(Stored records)
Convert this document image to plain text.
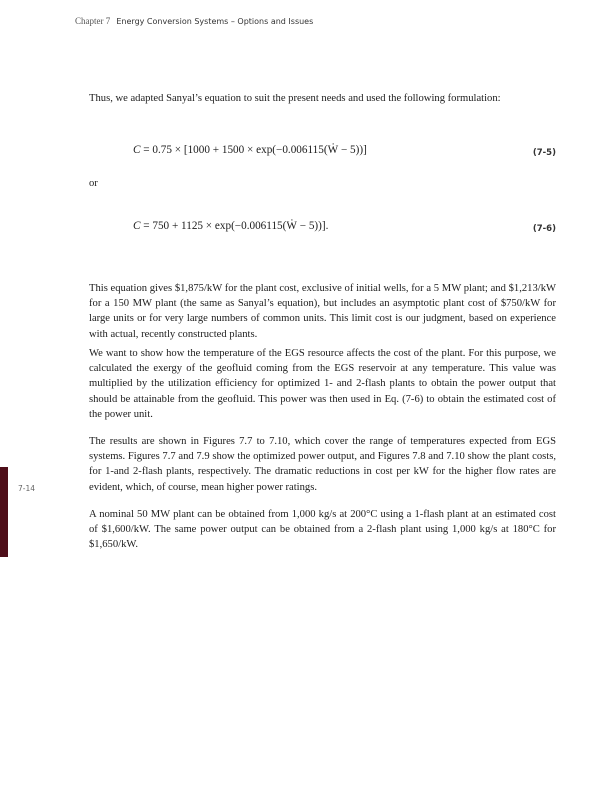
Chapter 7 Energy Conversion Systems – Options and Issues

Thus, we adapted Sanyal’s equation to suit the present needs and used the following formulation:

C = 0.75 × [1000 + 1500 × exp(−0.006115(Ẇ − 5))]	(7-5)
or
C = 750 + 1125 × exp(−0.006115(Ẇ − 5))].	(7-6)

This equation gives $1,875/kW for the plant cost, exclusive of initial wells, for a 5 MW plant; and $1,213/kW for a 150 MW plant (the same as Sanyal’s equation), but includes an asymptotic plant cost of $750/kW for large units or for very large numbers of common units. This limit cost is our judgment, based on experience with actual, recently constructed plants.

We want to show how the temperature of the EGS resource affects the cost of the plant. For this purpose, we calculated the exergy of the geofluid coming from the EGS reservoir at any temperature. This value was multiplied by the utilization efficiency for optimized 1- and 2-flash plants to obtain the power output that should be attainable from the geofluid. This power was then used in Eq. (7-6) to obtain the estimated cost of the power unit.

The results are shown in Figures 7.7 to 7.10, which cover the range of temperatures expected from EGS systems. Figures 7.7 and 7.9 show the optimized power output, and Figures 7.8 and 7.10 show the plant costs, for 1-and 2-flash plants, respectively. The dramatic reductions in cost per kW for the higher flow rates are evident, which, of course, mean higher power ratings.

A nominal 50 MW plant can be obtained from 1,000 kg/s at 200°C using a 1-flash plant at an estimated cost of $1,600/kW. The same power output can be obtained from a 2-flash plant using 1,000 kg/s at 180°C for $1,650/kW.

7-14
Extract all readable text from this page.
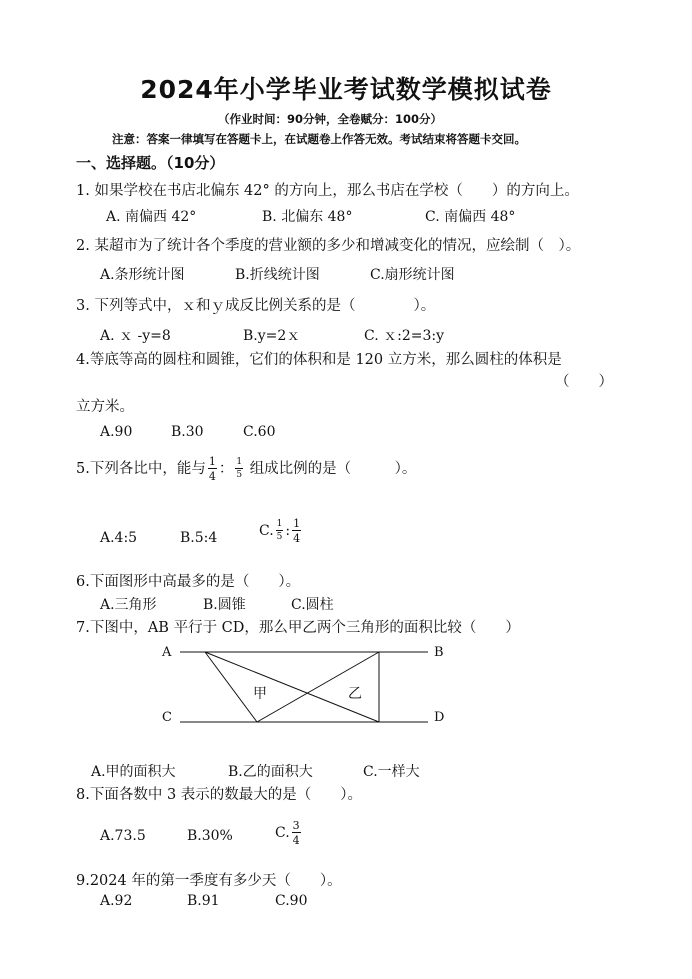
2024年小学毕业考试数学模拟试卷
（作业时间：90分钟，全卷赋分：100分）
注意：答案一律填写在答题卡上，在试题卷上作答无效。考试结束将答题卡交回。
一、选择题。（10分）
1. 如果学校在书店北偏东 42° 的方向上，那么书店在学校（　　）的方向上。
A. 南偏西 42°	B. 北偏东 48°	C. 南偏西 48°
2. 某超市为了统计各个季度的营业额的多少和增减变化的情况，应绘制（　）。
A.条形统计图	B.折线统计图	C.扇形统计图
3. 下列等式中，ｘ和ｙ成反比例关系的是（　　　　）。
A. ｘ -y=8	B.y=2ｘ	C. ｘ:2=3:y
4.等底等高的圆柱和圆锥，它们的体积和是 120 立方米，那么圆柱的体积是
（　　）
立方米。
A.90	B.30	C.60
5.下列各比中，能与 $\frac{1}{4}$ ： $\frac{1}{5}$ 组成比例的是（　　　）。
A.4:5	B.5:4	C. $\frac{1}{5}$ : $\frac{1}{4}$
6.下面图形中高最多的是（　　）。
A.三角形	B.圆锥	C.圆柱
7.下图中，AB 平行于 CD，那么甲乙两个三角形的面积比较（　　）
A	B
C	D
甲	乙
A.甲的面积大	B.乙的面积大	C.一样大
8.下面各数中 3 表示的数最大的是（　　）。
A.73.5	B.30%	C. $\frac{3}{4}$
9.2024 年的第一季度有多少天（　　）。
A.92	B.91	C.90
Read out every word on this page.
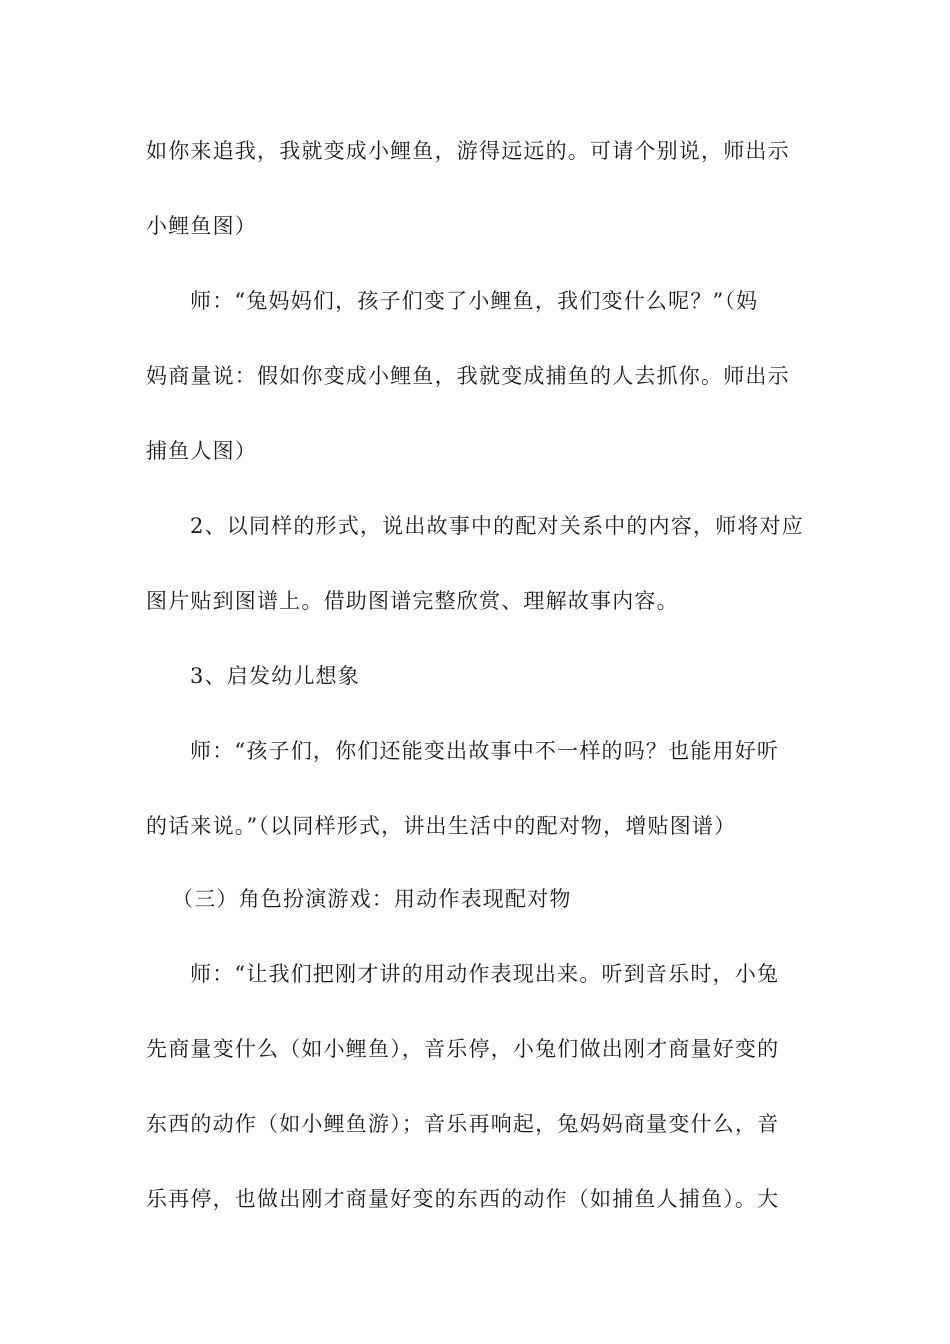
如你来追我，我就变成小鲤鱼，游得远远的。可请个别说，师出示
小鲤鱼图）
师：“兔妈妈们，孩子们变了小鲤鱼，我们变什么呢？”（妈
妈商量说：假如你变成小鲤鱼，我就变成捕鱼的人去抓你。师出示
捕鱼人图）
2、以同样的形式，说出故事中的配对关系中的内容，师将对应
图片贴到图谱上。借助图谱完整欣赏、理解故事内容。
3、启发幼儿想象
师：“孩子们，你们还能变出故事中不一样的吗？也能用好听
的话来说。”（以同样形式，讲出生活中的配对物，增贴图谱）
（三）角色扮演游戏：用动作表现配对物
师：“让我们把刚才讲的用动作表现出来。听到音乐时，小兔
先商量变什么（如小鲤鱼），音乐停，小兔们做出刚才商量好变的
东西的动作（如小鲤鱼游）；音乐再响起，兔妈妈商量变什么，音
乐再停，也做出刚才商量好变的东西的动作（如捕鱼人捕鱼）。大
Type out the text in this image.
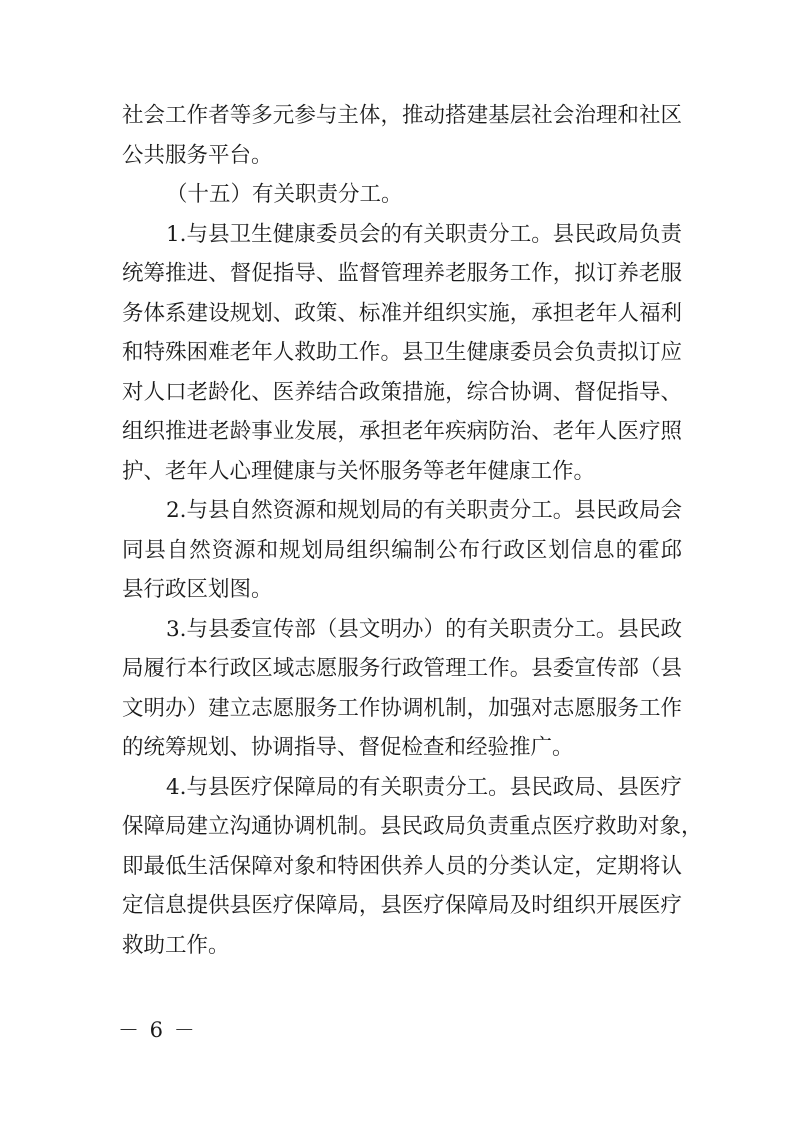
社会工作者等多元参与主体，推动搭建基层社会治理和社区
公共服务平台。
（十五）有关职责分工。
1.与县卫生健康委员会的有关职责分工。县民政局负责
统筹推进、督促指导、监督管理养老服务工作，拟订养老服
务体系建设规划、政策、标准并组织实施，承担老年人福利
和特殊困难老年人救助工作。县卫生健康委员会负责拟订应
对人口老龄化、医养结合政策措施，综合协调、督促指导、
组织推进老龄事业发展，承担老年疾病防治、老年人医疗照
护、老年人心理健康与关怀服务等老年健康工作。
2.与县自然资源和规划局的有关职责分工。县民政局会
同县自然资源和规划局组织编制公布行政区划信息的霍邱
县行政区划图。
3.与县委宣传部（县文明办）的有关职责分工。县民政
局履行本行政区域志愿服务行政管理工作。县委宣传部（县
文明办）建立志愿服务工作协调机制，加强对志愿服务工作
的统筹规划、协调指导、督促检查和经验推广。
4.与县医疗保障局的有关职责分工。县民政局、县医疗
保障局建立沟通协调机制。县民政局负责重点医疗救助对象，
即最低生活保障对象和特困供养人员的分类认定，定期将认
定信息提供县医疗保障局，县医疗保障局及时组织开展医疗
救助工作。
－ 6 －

Task statement: Copy all lines above containing the string "督促指导".

Reply to the exercise:
统筹推进、督促指导、监督管理养老服务工作，拟订养老服
对人口老龄化、医养结合政策措施，综合协调、督促指导、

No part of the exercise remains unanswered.